▶ [Records for processing]:
──────────────────────────────
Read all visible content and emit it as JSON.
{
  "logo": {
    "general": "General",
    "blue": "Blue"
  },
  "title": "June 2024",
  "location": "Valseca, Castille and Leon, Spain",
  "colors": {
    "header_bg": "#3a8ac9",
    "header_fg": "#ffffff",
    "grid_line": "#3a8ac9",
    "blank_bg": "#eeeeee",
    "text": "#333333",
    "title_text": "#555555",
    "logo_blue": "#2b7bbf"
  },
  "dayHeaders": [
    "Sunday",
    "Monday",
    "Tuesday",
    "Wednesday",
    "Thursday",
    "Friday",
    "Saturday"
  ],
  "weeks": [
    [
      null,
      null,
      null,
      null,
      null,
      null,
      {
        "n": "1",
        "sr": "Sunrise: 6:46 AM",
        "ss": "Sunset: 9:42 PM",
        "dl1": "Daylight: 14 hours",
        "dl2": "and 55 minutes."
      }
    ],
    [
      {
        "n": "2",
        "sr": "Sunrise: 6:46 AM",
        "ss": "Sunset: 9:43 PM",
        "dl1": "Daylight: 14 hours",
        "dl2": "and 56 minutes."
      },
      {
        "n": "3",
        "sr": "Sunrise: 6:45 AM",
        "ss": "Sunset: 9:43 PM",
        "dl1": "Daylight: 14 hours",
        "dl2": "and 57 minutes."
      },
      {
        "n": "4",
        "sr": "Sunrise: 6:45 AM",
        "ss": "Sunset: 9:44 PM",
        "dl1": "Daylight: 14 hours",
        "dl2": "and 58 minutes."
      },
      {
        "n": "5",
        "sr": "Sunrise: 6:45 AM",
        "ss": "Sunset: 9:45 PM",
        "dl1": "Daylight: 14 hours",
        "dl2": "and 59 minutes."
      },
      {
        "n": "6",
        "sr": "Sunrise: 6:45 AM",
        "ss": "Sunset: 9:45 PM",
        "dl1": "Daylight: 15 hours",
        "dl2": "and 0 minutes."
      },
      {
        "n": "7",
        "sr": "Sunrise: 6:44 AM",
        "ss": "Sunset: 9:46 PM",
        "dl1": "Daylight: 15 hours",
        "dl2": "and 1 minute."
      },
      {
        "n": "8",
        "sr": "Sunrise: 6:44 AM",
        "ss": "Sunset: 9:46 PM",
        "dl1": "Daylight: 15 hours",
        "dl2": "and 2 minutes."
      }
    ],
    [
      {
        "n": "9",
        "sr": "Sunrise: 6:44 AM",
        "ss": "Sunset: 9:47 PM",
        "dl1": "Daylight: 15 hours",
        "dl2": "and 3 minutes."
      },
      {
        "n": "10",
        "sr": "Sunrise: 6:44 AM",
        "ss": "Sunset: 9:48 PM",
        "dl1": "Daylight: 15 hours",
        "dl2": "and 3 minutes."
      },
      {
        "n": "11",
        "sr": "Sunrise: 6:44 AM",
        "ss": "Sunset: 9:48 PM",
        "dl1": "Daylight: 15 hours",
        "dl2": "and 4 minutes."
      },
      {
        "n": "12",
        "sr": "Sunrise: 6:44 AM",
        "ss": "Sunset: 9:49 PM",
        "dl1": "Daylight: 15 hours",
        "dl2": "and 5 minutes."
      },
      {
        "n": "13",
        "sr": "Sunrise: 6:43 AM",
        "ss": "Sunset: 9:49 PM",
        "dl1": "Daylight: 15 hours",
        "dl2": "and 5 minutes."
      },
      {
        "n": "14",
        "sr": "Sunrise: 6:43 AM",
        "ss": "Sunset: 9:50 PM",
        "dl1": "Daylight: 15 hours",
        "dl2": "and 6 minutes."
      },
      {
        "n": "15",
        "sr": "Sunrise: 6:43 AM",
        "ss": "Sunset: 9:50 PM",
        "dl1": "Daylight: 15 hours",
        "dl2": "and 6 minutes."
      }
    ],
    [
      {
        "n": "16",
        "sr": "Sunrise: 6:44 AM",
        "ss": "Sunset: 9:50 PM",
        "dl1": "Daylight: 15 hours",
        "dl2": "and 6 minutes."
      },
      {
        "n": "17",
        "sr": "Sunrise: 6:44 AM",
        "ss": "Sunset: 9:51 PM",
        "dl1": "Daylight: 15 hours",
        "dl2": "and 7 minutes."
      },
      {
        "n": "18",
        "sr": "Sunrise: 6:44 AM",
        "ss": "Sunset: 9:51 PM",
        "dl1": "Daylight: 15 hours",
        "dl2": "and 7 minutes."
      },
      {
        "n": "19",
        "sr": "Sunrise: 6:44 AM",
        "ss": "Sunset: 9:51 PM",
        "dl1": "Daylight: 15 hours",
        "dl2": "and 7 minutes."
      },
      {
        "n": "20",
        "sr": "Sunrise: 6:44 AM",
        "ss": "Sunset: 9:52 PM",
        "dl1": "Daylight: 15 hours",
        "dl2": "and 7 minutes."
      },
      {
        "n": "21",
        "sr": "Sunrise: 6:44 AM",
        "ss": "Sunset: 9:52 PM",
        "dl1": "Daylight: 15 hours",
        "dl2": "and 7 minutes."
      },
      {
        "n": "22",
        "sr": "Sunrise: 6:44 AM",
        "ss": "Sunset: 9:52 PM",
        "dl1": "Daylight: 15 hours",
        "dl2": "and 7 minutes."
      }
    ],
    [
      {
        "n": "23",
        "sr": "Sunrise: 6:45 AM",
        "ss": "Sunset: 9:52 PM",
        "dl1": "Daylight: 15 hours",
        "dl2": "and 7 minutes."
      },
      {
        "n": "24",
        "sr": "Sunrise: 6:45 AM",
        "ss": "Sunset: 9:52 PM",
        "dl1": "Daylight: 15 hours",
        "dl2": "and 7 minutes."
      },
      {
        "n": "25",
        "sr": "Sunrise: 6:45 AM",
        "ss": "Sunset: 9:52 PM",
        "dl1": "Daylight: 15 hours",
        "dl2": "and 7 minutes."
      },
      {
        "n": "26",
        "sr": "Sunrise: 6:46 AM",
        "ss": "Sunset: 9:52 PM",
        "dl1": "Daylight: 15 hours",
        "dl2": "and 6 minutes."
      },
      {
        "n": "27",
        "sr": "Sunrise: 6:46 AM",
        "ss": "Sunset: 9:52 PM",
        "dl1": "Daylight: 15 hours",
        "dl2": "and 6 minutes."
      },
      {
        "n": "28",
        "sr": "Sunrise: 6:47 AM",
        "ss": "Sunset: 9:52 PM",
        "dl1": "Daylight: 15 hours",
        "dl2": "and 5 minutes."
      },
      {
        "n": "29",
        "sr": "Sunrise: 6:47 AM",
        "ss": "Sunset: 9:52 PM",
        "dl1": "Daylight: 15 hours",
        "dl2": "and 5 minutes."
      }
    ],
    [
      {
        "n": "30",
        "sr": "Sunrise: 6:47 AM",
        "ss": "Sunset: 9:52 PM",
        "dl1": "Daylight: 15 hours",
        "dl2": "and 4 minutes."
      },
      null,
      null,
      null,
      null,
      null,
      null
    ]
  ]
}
──────────────────────────────
▶ [Exercise goal]: Go back to the listing above and please repeat it exactly.

▶ [Output for this task]:
Read all visible content and emit it as JSON.
{
  "logo": {
    "general": "General",
    "blue": "Blue"
  },
  "title": "June 2024",
  "location": "Valseca, Castille and Leon, Spain",
  "colors": {
    "header_bg": "#3a8ac9",
    "header_fg": "#ffffff",
    "grid_line": "#3a8ac9",
    "blank_bg": "#eeeeee",
    "text": "#333333",
    "title_text": "#555555",
    "logo_blue": "#2b7bbf"
  },
  "dayHeaders": [
    "Sunday",
    "Monday",
    "Tuesday",
    "Wednesday",
    "Thursday",
    "Friday",
    "Saturday"
  ],
  "weeks": [
    [
      null,
      null,
      null,
      null,
      null,
      null,
      {
        "n": "1",
        "sr": "Sunrise: 6:46 AM",
        "ss": "Sunset: 9:42 PM",
        "dl1": "Daylight: 14 hours",
        "dl2": "and 55 minutes."
      }
    ],
    [
      {
        "n": "2",
        "sr": "Sunrise: 6:46 AM",
        "ss": "Sunset: 9:43 PM",
        "dl1": "Daylight: 14 hours",
        "dl2": "and 56 minutes."
      },
      {
        "n": "3",
        "sr": "Sunrise: 6:45 AM",
        "ss": "Sunset: 9:43 PM",
        "dl1": "Daylight: 14 hours",
        "dl2": "and 57 minutes."
      },
      {
        "n": "4",
        "sr": "Sunrise: 6:45 AM",
        "ss": "Sunset: 9:44 PM",
        "dl1": "Daylight: 14 hours",
        "dl2": "and 58 minutes."
      },
      {
        "n": "5",
        "sr": "Sunrise: 6:45 AM",
        "ss": "Sunset: 9:45 PM",
        "dl1": "Daylight: 14 hours",
        "dl2": "and 59 minutes."
      },
      {
        "n": "6",
        "sr": "Sunrise: 6:45 AM",
        "ss": "Sunset: 9:45 PM",
        "dl1": "Daylight: 15 hours",
        "dl2": "and 0 minutes."
      },
      {
        "n": "7",
        "sr": "Sunrise: 6:44 AM",
        "ss": "Sunset: 9:46 PM",
        "dl1": "Daylight: 15 hours",
        "dl2": "and 1 minute."
      },
      {
        "n": "8",
        "sr": "Sunrise: 6:44 AM",
        "ss": "Sunset: 9:46 PM",
        "dl1": "Daylight: 15 hours",
        "dl2": "and 2 minutes."
      }
    ],
    [
      {
        "n": "9",
        "sr": "Sunrise: 6:44 AM",
        "ss": "Sunset: 9:47 PM",
        "dl1": "Daylight: 15 hours",
        "dl2": "and 3 minutes."
      },
      {
        "n": "10",
        "sr": "Sunrise: 6:44 AM",
        "ss": "Sunset: 9:48 PM",
        "dl1": "Daylight: 15 hours",
        "dl2": "and 3 minutes."
      },
      {
        "n": "11",
        "sr": "Sunrise: 6:44 AM",
        "ss": "Sunset: 9:48 PM",
        "dl1": "Daylight: 15 hours",
        "dl2": "and 4 minutes."
      },
      {
        "n": "12",
        "sr": "Sunrise: 6:44 AM",
        "ss": "Sunset: 9:49 PM",
        "dl1": "Daylight: 15 hours",
        "dl2": "and 5 minutes."
      },
      {
        "n": "13",
        "sr": "Sunrise: 6:43 AM",
        "ss": "Sunset: 9:49 PM",
        "dl1": "Daylight: 15 hours",
        "dl2": "and 5 minutes."
      },
      {
        "n": "14",
        "sr": "Sunrise: 6:43 AM",
        "ss": "Sunset: 9:50 PM",
        "dl1": "Daylight: 15 hours",
        "dl2": "and 6 minutes."
      },
      {
        "n": "15",
        "sr": "Sunrise: 6:43 AM",
        "ss": "Sunset: 9:50 PM",
        "dl1": "Daylight: 15 hours",
        "dl2": "and 6 minutes."
      }
    ],
    [
      {
        "n": "16",
        "sr": "Sunrise: 6:44 AM",
        "ss": "Sunset: 9:50 PM",
        "dl1": "Daylight: 15 hours",
        "dl2": "and 6 minutes."
      },
      {
        "n": "17",
        "sr": "Sunrise: 6:44 AM",
        "ss": "Sunset: 9:51 PM",
        "dl1": "Daylight: 15 hours",
        "dl2": "and 7 minutes."
      },
      {
        "n": "18",
        "sr": "Sunrise: 6:44 AM",
        "ss": "Sunset: 9:51 PM",
        "dl1": "Daylight: 15 hours",
        "dl2": "and 7 minutes."
      },
      {
        "n": "19",
        "sr": "Sunrise: 6:44 AM",
        "ss": "Sunset: 9:51 PM",
        "dl1": "Daylight: 15 hours",
        "dl2": "and 7 minutes."
      },
      {
        "n": "20",
        "sr": "Sunrise: 6:44 AM",
        "ss": "Sunset: 9:52 PM",
        "dl1": "Daylight: 15 hours",
        "dl2": "and 7 minutes."
      },
      {
        "n": "21",
        "sr": "Sunrise: 6:44 AM",
        "ss": "Sunset: 9:52 PM",
        "dl1": "Daylight: 15 hours",
        "dl2": "and 7 minutes."
      },
      {
        "n": "22",
        "sr": "Sunrise: 6:44 AM",
        "ss": "Sunset: 9:52 PM",
        "dl1": "Daylight: 15 hours",
        "dl2": "and 7 minutes."
      }
    ],
    [
      {
        "n": "23",
        "sr": "Sunrise: 6:45 AM",
        "ss": "Sunset: 9:52 PM",
        "dl1": "Daylight: 15 hours",
        "dl2": "and 7 minutes."
      },
      {
        "n": "24",
        "sr": "Sunrise: 6:45 AM",
        "ss": "Sunset: 9:52 PM",
        "dl1": "Daylight: 15 hours",
        "dl2": "and 7 minutes."
      },
      {
        "n": "25",
        "sr": "Sunrise: 6:45 AM",
        "ss": "Sunset: 9:52 PM",
        "dl1": "Daylight: 15 hours",
        "dl2": "and 7 minutes."
      },
      {
        "n": "26",
        "sr": "Sunrise: 6:46 AM",
        "ss": "Sunset: 9:52 PM",
        "dl1": "Daylight: 15 hours",
        "dl2": "and 6 minutes."
      },
      {
        "n": "27",
        "sr": "Sunrise: 6:46 AM",
        "ss": "Sunset: 9:52 PM",
        "dl1": "Daylight: 15 hours",
        "dl2": "and 6 minutes."
      },
      {
        "n": "28",
        "sr": "Sunrise: 6:47 AM",
        "ss": "Sunset: 9:52 PM",
        "dl1": "Daylight: 15 hours",
        "dl2": "and 5 minutes."
      },
      {
        "n": "29",
        "sr": "Sunrise: 6:47 AM",
        "ss": "Sunset: 9:52 PM",
        "dl1": "Daylight: 15 hours",
        "dl2": "and 5 minutes."
      }
    ],
    [
      {
        "n": "30",
        "sr": "Sunrise: 6:47 AM",
        "ss": "Sunset: 9:52 PM",
        "dl1": "Daylight: 15 hours",
        "dl2": "and 4 minutes."
      },
      null,
      null,
      null,
      null,
      null,
      null
    ]
  ]
}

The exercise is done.